Transcribe all the entries word for word, omitting any pictures they contain.
----------
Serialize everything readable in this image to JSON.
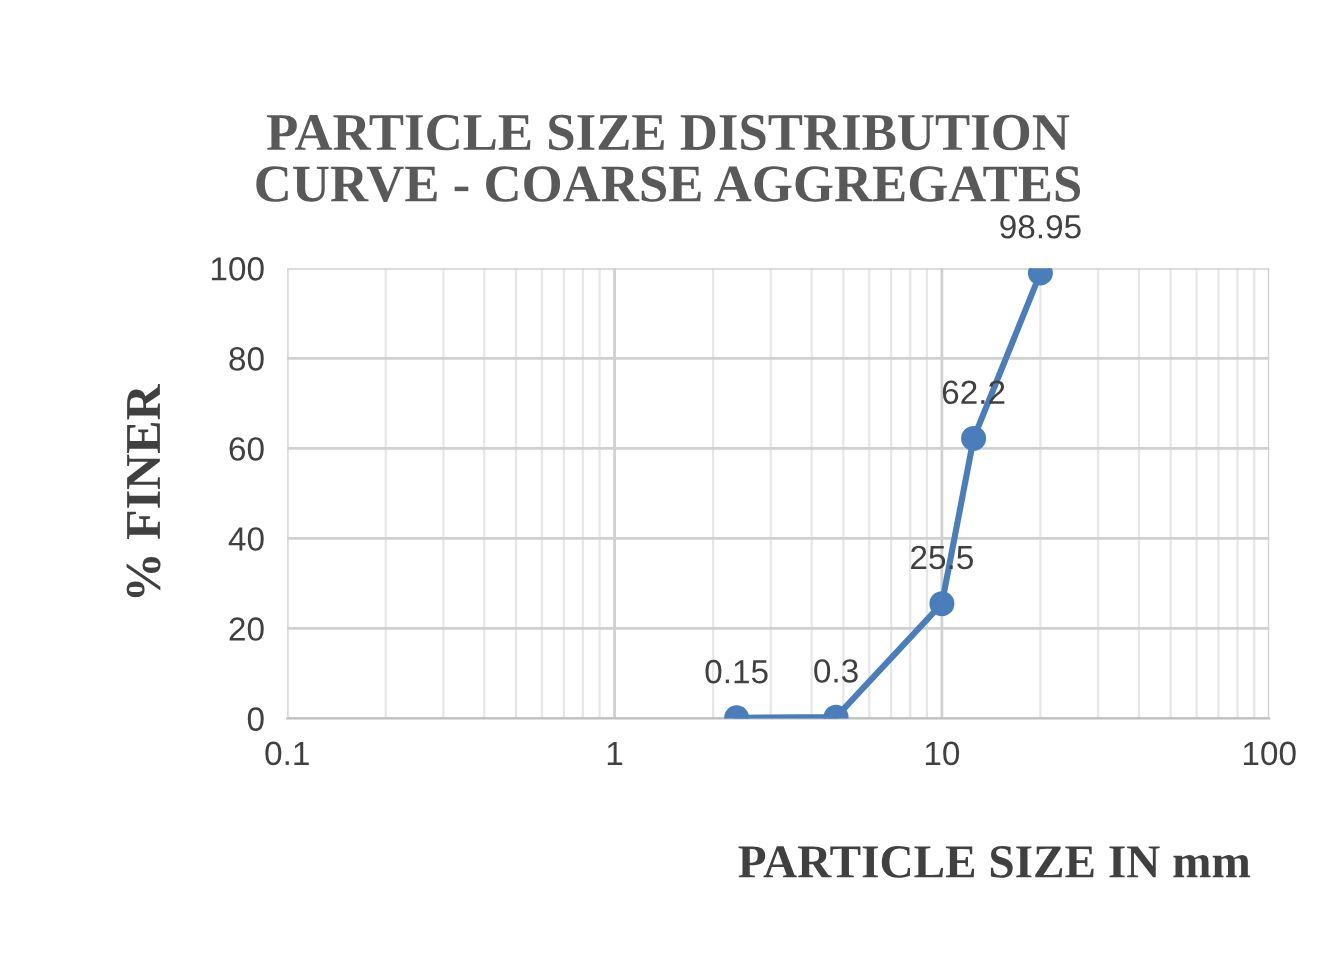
{
  "chart_data": {
    "type": "line",
    "title": "PARTICLE SIZE DISTRIBUTION\nCURVE - COARSE AGGREGATES",
    "xlabel": "PARTICLE SIZE IN mm",
    "ylabel": "% FINER",
    "x": [
      2.36,
      4.75,
      10,
      12.5,
      20
    ],
    "series": [
      {
        "color": "#4a7ebb",
        "values": [
          0.15,
          0.3,
          25.5,
          62.2,
          98.95
        ]
      }
    ],
    "log": "x",
    "xlim": [
      0.1,
      100
    ],
    "xticks": [
      0.1,
      1,
      10,
      100
    ],
    "ylim": [
      0,
      100
    ],
    "yticks": [
      0,
      20,
      40,
      60,
      80,
      100
    ],
    "grid": true,
    "marker": "circle",
    "line_style": "solid",
    "data_labels": true,
    "legend": false
  }
}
----------
### WRITTEN ANSWER
Serialize everything readable in this image to JSON.
{
  "chart_data": {
    "type": "line",
    "title": "PARTICLE SIZE DISTRIBUTION\nCURVE - COARSE AGGREGATES",
    "xlabel": "PARTICLE SIZE IN mm",
    "ylabel": "% FINER",
    "x": [
      2.36,
      4.75,
      10,
      12.5,
      20
    ],
    "series": [
      {
        "color": "#4a7ebb",
        "values": [
          0.15,
          0.3,
          25.5,
          62.2,
          98.95
        ]
      }
    ],
    "log": "x",
    "xlim": [
      0.1,
      100
    ],
    "xticks": [
      0.1,
      1,
      10,
      100
    ],
    "ylim": [
      0,
      100
    ],
    "yticks": [
      0,
      20,
      40,
      60,
      80,
      100
    ],
    "grid": true,
    "marker": "circle",
    "line_style": "solid",
    "data_labels": true,
    "legend": false
  }
}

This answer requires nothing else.